EXERCISE TASK: Reproduce the listing below in its entirety. Change nothing.

DATA LISTING:
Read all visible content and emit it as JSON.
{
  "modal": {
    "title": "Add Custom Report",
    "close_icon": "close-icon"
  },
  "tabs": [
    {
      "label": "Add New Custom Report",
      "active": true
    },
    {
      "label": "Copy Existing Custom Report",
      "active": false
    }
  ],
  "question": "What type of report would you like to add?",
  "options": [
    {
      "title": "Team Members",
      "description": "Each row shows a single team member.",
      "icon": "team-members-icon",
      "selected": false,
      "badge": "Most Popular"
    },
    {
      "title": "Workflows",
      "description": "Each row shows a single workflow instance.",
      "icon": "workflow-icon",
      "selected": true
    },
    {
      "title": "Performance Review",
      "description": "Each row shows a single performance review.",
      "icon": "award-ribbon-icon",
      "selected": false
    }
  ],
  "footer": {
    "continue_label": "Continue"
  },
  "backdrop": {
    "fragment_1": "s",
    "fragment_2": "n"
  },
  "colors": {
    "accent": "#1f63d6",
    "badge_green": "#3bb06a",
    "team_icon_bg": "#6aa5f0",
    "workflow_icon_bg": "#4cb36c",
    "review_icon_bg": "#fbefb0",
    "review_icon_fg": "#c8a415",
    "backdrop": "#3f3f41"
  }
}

EXERCISE RESPONSE:
Read all visible content and emit it as JSON.
{
  "modal": {
    "title": "Add Custom Report",
    "close_icon": "close-icon"
  },
  "tabs": [
    {
      "label": "Add New Custom Report",
      "active": true
    },
    {
      "label": "Copy Existing Custom Report",
      "active": false
    }
  ],
  "question": "What type of report would you like to add?",
  "options": [
    {
      "title": "Team Members",
      "description": "Each row shows a single team member.",
      "icon": "team-members-icon",
      "selected": false,
      "badge": "Most Popular"
    },
    {
      "title": "Workflows",
      "description": "Each row shows a single workflow instance.",
      "icon": "workflow-icon",
      "selected": true
    },
    {
      "title": "Performance Review",
      "description": "Each row shows a single performance review.",
      "icon": "award-ribbon-icon",
      "selected": false
    }
  ],
  "footer": {
    "continue_label": "Continue"
  },
  "backdrop": {
    "fragment_1": "s",
    "fragment_2": "n"
  },
  "colors": {
    "accent": "#1f63d6",
    "badge_green": "#3bb06a",
    "team_icon_bg": "#6aa5f0",
    "workflow_icon_bg": "#4cb36c",
    "review_icon_bg": "#fbefb0",
    "review_icon_fg": "#c8a415",
    "backdrop": "#3f3f41"
  }
}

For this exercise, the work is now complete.